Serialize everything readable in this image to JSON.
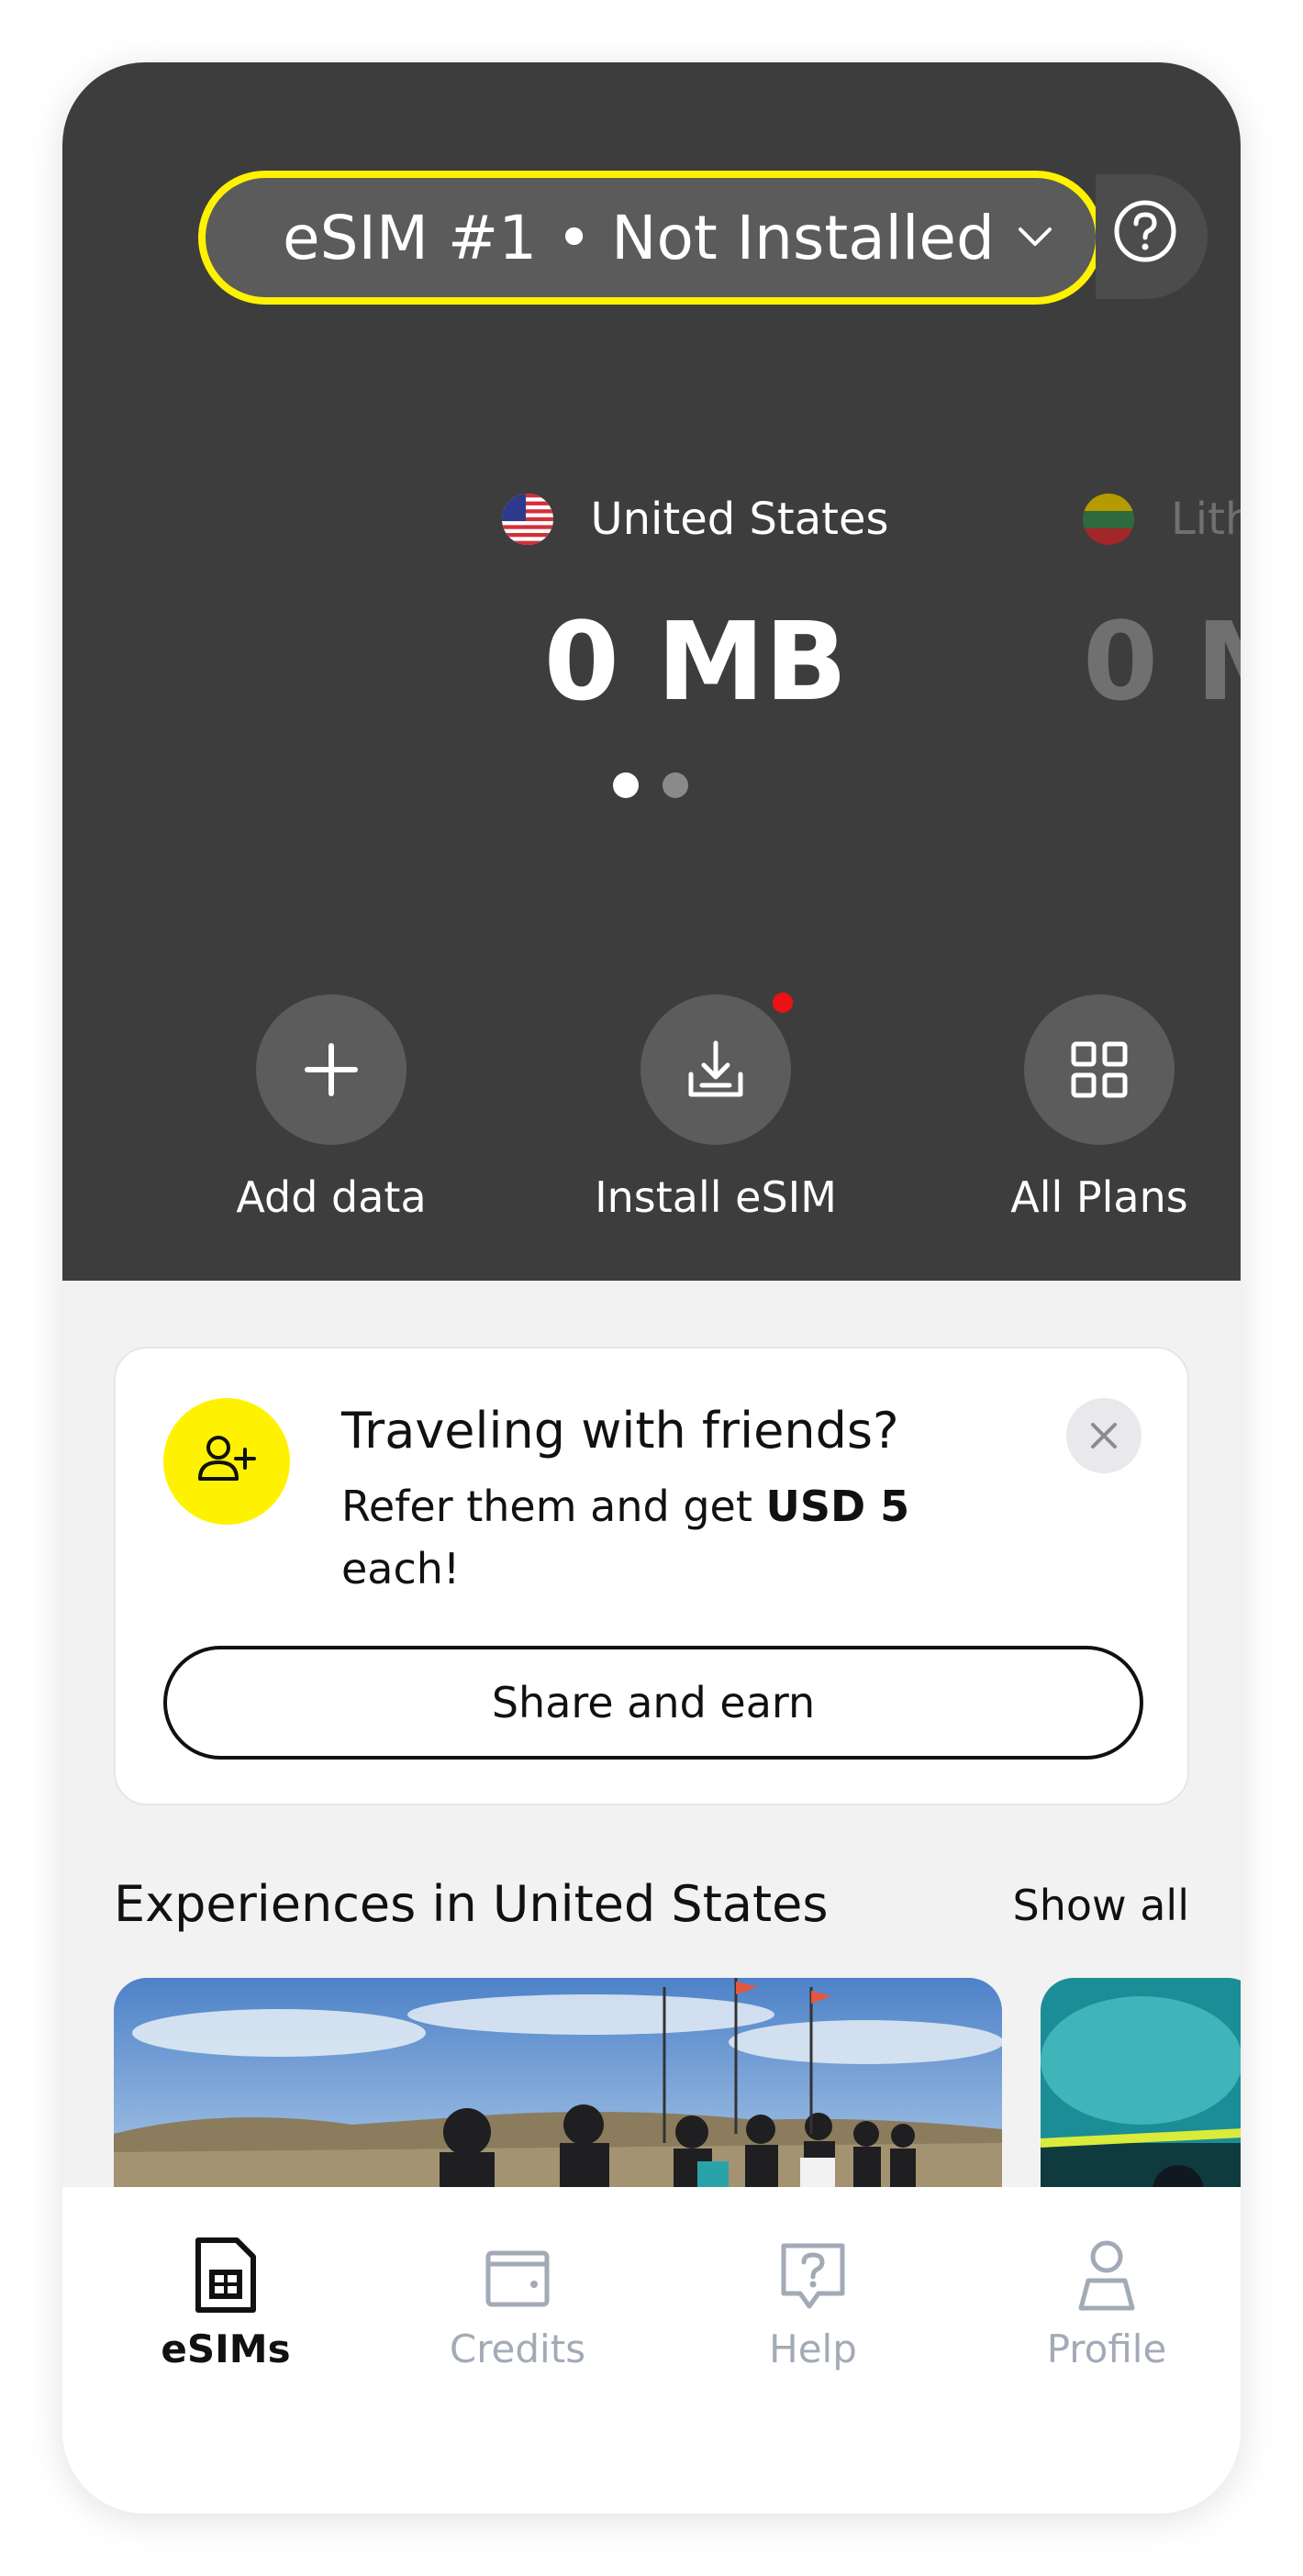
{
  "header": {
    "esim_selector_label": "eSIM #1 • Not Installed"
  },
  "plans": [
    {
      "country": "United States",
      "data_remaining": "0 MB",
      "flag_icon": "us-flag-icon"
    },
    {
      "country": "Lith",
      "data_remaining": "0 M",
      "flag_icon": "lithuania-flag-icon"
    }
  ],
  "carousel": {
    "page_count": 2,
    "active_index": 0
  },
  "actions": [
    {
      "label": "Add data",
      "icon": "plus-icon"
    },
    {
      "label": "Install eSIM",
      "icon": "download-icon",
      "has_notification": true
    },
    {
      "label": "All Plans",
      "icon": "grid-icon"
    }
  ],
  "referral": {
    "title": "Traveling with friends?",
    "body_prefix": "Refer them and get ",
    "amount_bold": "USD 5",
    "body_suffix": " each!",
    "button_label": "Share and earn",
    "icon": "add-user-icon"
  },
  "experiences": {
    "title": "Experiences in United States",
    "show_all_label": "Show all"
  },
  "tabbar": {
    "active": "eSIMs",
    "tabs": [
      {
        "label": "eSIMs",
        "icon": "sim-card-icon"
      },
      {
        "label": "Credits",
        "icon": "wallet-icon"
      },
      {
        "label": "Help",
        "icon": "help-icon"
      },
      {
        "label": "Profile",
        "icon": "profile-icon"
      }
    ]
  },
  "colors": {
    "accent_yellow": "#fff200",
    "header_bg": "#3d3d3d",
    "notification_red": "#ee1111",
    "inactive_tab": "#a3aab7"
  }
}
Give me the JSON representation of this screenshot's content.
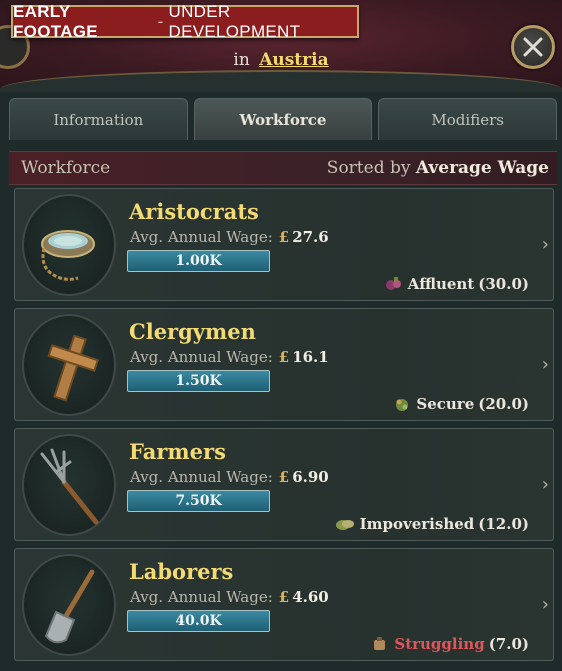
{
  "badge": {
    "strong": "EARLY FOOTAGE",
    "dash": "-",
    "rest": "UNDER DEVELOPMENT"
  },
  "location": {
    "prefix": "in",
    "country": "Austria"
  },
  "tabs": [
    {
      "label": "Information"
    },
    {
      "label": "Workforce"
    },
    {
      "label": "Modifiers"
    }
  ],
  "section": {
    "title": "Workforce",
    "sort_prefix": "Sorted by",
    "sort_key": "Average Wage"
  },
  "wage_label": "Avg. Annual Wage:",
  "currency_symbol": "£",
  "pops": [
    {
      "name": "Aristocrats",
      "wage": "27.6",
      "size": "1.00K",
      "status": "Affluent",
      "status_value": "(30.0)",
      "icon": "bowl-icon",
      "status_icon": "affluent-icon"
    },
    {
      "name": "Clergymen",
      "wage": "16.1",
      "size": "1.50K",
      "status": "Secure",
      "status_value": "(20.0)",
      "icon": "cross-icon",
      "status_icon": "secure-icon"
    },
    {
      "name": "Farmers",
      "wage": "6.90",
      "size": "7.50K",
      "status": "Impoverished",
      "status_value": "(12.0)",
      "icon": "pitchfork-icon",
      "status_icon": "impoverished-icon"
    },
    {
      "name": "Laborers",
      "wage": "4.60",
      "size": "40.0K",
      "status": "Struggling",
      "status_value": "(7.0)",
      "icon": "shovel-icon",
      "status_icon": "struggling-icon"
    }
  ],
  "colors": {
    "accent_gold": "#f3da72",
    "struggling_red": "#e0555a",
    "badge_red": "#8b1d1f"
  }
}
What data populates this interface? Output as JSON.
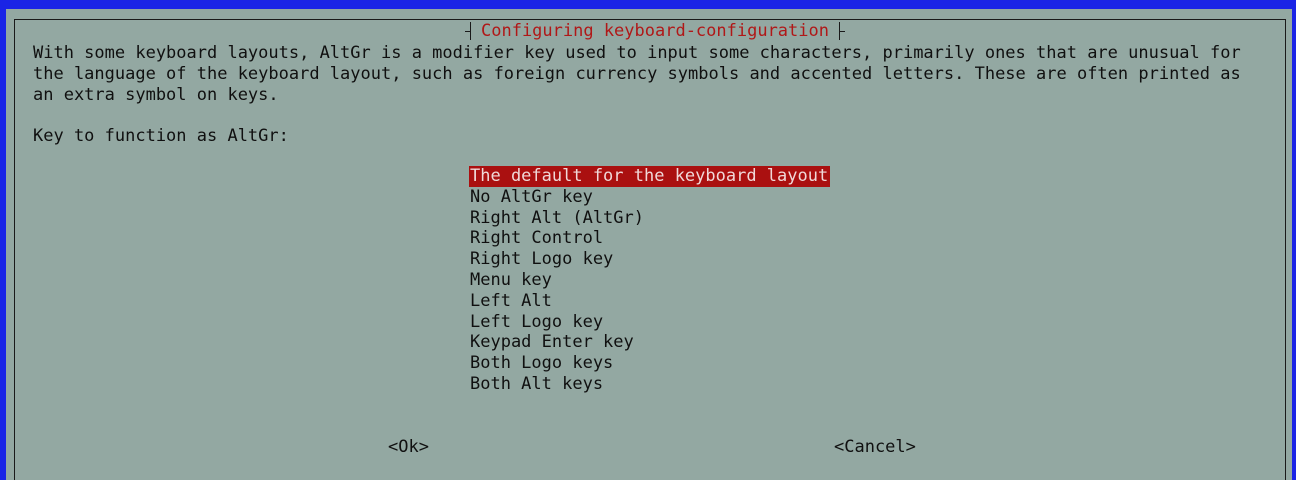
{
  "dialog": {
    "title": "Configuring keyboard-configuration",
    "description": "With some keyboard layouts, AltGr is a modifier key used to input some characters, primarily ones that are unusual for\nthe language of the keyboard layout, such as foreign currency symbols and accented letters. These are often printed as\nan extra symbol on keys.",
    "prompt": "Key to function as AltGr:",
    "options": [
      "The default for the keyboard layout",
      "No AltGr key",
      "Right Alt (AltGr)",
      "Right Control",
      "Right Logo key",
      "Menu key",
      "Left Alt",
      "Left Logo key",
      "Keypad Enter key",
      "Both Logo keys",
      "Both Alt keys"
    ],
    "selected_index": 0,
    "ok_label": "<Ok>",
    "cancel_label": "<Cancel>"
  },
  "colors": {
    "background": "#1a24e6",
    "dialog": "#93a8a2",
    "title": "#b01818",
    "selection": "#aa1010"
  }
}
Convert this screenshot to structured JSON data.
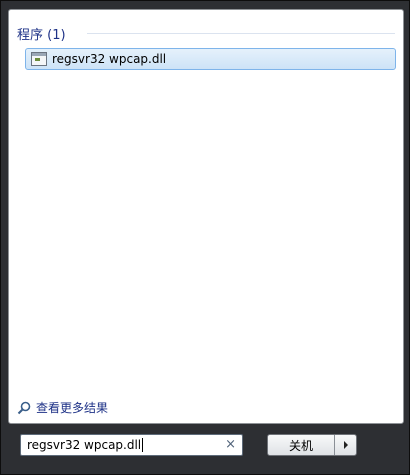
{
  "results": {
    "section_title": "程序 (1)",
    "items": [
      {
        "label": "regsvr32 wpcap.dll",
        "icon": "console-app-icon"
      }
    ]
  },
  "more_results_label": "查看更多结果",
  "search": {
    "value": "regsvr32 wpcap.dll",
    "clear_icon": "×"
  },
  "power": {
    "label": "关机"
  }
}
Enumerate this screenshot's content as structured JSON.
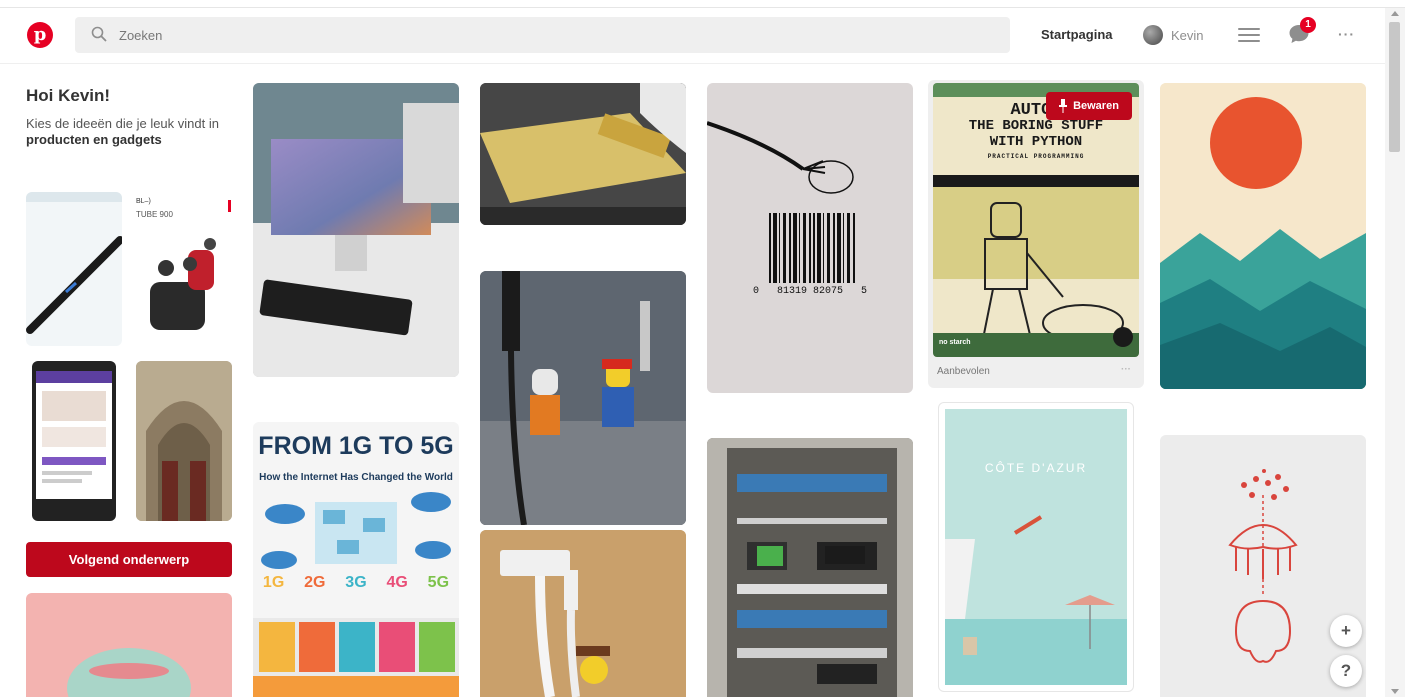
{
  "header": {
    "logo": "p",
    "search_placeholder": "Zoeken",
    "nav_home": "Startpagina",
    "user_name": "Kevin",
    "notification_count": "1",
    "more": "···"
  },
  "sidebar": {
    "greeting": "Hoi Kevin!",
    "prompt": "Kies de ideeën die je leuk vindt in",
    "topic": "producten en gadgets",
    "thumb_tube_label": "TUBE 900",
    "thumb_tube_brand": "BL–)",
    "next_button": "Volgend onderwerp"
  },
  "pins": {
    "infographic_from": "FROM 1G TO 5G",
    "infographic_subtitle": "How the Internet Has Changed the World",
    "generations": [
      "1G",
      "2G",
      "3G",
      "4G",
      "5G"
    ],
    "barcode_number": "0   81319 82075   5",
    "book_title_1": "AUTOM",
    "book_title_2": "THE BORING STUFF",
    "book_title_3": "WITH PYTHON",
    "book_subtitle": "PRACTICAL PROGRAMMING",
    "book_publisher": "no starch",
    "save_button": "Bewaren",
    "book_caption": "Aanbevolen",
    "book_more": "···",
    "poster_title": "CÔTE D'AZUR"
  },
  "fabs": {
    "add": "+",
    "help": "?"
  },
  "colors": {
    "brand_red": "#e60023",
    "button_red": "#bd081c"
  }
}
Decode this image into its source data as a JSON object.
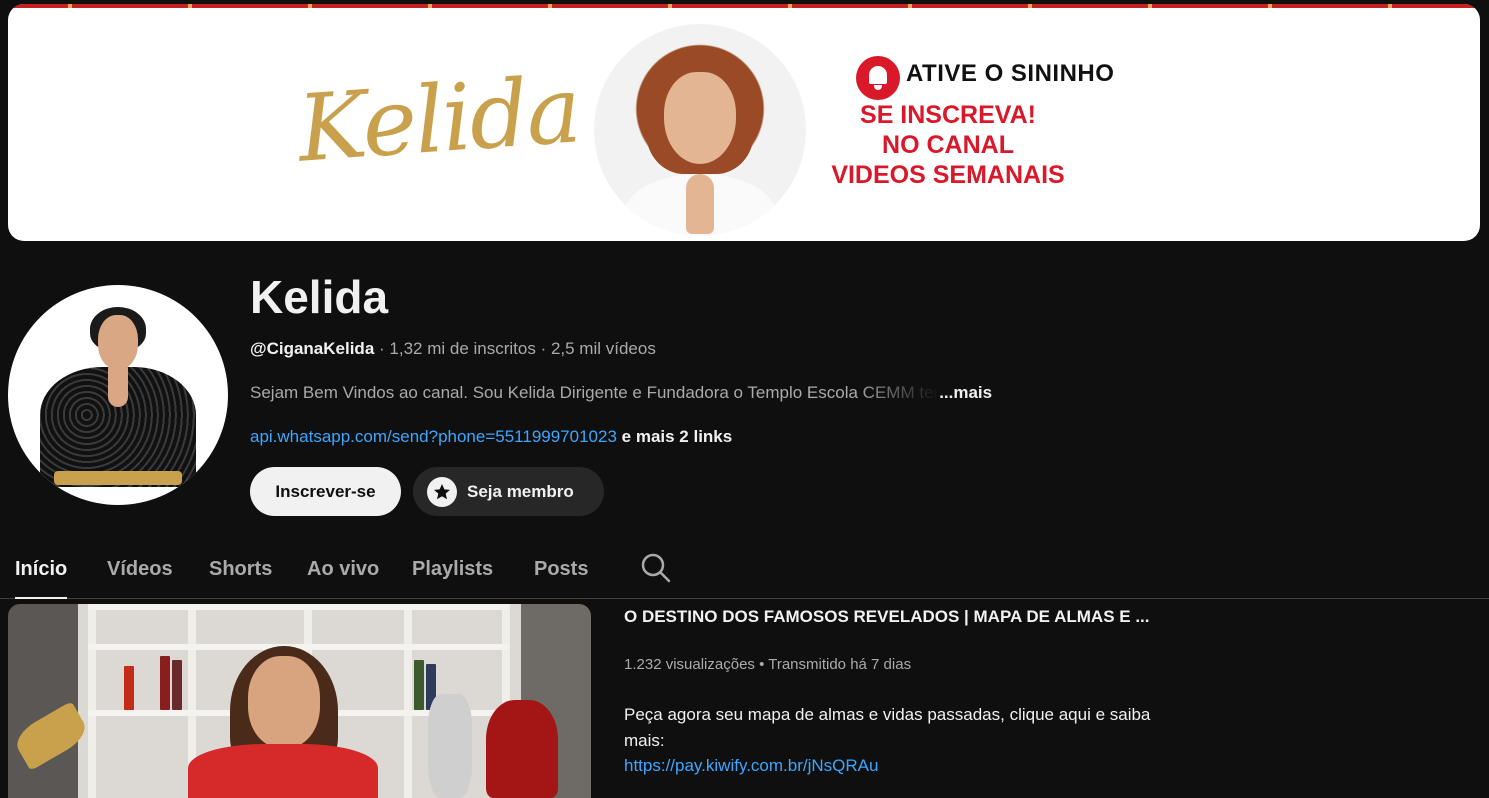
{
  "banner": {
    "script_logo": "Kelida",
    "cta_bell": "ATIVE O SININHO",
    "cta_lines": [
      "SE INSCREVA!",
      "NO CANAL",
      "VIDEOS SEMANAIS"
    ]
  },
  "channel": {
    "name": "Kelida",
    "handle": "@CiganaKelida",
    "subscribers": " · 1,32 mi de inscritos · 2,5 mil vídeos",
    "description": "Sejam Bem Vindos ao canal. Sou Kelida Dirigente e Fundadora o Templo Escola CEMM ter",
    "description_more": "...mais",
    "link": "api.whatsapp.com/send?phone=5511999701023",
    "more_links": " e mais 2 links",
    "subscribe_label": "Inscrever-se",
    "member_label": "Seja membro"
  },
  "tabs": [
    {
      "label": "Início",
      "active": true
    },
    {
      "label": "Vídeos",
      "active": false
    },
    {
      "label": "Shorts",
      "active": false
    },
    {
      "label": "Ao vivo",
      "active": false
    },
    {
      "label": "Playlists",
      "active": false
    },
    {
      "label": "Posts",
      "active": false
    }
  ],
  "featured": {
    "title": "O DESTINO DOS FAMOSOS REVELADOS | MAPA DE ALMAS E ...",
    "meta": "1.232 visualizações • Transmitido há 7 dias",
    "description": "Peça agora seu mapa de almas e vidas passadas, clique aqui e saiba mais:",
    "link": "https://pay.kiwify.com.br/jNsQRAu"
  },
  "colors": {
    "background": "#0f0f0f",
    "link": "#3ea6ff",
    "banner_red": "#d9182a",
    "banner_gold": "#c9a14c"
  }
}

**Task instructions:**
Reproduce the lines of the listing exactly, starting at the one that contains "Decode this image" and continuing through the final line, but leave out the pictures.

**Answer below:**
Decode this image into its source data as a JSON object.
{
  "banner": {
    "script_logo": "Kelida",
    "cta_bell": "ATIVE O SININHO",
    "cta_lines": [
      "SE INSCREVA!",
      "NO CANAL",
      "VIDEOS SEMANAIS"
    ]
  },
  "channel": {
    "name": "Kelida",
    "handle": "@CiganaKelida",
    "subscribers": " · 1,32 mi de inscritos · 2,5 mil vídeos",
    "description": "Sejam Bem Vindos ao canal. Sou Kelida Dirigente e Fundadora o Templo Escola CEMM ter",
    "description_more": "...mais",
    "link": "api.whatsapp.com/send?phone=5511999701023",
    "more_links": " e mais 2 links",
    "subscribe_label": "Inscrever-se",
    "member_label": "Seja membro"
  },
  "tabs": [
    {
      "label": "Início",
      "active": true
    },
    {
      "label": "Vídeos",
      "active": false
    },
    {
      "label": "Shorts",
      "active": false
    },
    {
      "label": "Ao vivo",
      "active": false
    },
    {
      "label": "Playlists",
      "active": false
    },
    {
      "label": "Posts",
      "active": false
    }
  ],
  "featured": {
    "title": "O DESTINO DOS FAMOSOS REVELADOS | MAPA DE ALMAS E ...",
    "meta": "1.232 visualizações • Transmitido há 7 dias",
    "description": "Peça agora seu mapa de almas e vidas passadas, clique aqui e saiba mais:",
    "link": "https://pay.kiwify.com.br/jNsQRAu"
  },
  "colors": {
    "background": "#0f0f0f",
    "link": "#3ea6ff",
    "banner_red": "#d9182a",
    "banner_gold": "#c9a14c"
  }
}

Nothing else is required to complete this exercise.